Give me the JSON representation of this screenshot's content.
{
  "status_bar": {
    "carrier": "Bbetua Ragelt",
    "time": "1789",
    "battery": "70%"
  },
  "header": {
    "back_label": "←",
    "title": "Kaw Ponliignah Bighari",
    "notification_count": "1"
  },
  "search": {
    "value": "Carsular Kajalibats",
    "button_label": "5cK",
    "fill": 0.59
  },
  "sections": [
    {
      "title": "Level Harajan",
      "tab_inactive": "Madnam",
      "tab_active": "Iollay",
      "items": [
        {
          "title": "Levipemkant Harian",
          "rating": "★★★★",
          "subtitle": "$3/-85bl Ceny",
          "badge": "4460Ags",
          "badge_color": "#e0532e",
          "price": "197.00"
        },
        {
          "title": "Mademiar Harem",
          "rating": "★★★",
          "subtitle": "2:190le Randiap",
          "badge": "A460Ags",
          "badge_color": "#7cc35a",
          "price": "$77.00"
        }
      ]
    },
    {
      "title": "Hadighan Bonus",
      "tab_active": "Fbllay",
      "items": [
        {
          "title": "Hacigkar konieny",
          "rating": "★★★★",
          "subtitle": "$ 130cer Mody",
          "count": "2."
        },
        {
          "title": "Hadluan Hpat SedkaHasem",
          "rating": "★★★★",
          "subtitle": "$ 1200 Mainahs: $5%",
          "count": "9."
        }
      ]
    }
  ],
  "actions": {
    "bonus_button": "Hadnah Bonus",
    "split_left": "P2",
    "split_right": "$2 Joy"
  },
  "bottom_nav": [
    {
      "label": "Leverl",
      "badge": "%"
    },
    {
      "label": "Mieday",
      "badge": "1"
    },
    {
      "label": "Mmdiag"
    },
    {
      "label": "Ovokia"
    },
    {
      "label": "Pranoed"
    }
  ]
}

------------------------------------------------------------

**Given task:**
Copy out each record exactly as given, omitting none.

**Task answer:**
Give me the JSON representation of this screenshot's content.
{
  "status_bar": {
    "carrier": "Bbetua Ragelt",
    "time": "1789",
    "battery": "70%"
  },
  "header": {
    "back_label": "←",
    "title": "Kaw Ponliignah Bighari",
    "notification_count": "1"
  },
  "search": {
    "value": "Carsular Kajalibats",
    "button_label": "5cK",
    "fill": 0.59
  },
  "sections": [
    {
      "title": "Level Harajan",
      "tab_inactive": "Madnam",
      "tab_active": "Iollay",
      "items": [
        {
          "title": "Levipemkant Harian",
          "rating": "★★★★",
          "subtitle": "$3/-85bl Ceny",
          "badge": "4460Ags",
          "badge_color": "#e0532e",
          "price": "197.00"
        },
        {
          "title": "Mademiar Harem",
          "rating": "★★★",
          "subtitle": "2:190le Randiap",
          "badge": "A460Ags",
          "badge_color": "#7cc35a",
          "price": "$77.00"
        }
      ]
    },
    {
      "title": "Hadighan Bonus",
      "tab_active": "Fbllay",
      "items": [
        {
          "title": "Hacigkar konieny",
          "rating": "★★★★",
          "subtitle": "$ 130cer Mody",
          "count": "2."
        },
        {
          "title": "Hadluan Hpat SedkaHasem",
          "rating": "★★★★",
          "subtitle": "$ 1200 Mainahs: $5%",
          "count": "9."
        }
      ]
    }
  ],
  "actions": {
    "bonus_button": "Hadnah Bonus",
    "split_left": "P2",
    "split_right": "$2 Joy"
  },
  "bottom_nav": [
    {
      "label": "Leverl",
      "badge": "%"
    },
    {
      "label": "Mieday",
      "badge": "1"
    },
    {
      "label": "Mmdiag"
    },
    {
      "label": "Ovokia"
    },
    {
      "label": "Pranoed"
    }
  ]
}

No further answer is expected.